──────── Excerpted records

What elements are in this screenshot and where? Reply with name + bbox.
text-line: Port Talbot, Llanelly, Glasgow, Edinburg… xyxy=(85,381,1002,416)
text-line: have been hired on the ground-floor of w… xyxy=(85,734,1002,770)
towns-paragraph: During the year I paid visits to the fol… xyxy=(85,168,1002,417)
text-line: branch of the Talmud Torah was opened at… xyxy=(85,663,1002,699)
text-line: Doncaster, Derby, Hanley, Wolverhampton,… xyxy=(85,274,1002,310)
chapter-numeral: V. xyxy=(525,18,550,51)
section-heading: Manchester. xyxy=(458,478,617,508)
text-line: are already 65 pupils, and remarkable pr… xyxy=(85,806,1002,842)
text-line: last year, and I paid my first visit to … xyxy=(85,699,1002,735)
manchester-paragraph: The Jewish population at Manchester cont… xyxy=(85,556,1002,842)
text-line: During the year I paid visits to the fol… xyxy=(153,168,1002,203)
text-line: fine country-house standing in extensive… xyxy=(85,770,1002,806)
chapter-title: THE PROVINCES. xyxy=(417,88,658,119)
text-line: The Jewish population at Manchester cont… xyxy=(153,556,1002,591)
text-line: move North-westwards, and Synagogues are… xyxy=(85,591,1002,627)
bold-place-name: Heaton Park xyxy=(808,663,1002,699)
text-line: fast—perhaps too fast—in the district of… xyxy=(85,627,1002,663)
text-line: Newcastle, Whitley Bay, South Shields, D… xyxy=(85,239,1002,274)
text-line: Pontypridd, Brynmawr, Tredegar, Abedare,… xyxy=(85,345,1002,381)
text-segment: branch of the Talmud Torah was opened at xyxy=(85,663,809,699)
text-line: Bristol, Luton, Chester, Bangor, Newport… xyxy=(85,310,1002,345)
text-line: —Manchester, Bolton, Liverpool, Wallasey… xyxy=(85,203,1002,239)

────────────────
──────── Excerpted records

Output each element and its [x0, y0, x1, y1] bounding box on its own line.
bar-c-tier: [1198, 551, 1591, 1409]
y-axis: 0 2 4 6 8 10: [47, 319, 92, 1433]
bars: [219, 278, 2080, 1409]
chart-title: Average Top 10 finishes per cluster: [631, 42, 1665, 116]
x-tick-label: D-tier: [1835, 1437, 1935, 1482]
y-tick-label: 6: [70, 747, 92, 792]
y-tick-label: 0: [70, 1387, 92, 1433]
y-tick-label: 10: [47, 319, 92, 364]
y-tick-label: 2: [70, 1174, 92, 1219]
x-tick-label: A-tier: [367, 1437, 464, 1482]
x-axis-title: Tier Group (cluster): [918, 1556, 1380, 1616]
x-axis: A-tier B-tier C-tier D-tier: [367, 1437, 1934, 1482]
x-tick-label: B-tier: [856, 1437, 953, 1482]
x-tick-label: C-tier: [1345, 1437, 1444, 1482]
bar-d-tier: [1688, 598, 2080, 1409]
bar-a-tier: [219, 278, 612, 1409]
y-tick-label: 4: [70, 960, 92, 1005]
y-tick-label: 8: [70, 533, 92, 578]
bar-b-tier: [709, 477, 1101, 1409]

────────────────
──────── Excerpted records

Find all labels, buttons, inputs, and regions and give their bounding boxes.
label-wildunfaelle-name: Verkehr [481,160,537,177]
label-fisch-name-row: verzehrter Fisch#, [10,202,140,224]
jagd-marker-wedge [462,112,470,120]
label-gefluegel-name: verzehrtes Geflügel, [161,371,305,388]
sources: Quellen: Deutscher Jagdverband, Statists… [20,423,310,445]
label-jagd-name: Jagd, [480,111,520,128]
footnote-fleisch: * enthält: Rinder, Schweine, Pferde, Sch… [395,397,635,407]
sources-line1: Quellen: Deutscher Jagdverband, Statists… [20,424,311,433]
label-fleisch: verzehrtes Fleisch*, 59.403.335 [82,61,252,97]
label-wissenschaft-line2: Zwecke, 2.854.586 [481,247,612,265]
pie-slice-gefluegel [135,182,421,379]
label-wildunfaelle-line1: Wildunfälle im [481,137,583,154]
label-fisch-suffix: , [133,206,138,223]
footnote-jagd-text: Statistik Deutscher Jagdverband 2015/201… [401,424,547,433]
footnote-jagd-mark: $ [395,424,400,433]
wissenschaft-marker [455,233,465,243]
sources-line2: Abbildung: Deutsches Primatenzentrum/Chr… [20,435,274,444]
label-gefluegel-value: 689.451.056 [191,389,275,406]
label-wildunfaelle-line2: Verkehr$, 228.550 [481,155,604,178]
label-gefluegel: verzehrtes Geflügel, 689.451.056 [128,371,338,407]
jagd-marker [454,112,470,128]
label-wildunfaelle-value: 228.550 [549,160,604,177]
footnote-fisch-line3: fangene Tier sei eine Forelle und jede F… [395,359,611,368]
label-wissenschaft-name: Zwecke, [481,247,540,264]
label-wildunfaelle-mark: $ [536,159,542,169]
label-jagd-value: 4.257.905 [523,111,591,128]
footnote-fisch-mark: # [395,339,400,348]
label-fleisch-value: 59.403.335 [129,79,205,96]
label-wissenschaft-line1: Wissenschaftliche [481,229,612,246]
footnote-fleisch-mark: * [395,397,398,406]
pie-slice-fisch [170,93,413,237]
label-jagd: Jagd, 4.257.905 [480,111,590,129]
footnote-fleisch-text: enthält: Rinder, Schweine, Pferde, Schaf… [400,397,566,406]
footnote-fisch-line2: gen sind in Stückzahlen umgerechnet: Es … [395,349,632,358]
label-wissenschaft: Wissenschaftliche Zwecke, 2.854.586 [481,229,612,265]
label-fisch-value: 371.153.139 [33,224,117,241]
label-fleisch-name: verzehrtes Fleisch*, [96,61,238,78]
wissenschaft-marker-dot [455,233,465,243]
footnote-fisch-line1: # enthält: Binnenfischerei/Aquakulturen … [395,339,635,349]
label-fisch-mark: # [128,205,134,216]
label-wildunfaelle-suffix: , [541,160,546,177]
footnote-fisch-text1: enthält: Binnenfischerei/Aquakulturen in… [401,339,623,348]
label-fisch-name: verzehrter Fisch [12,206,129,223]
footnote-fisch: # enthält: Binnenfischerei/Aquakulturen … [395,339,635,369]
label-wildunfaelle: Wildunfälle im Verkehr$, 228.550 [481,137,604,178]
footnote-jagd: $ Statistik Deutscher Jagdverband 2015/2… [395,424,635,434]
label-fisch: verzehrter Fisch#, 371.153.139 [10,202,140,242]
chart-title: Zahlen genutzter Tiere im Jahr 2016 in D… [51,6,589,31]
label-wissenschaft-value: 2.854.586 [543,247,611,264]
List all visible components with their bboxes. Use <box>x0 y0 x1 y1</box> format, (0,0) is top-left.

────────────────

# Goal:
Return the rows from the line with "What elements are" to the line with "text-line: Doncaster, Derby, Hanley, Wolverhampton,…", both included, with every character unchanged.

# Task solution:
What elements are in this screenshot and where? Reply with name + bbox.
text-line: Port Talbot, Llanelly, Glasgow, Edinburg… xyxy=(85,381,1002,416)
text-line: have been hired on the ground-floor of w… xyxy=(85,734,1002,770)
towns-paragraph: During the year I paid visits to the fol… xyxy=(85,168,1002,417)
text-line: branch of the Talmud Torah was opened at… xyxy=(85,663,1002,699)
text-line: Doncaster, Derby, Hanley, Wolverhampton,… xyxy=(85,274,1002,310)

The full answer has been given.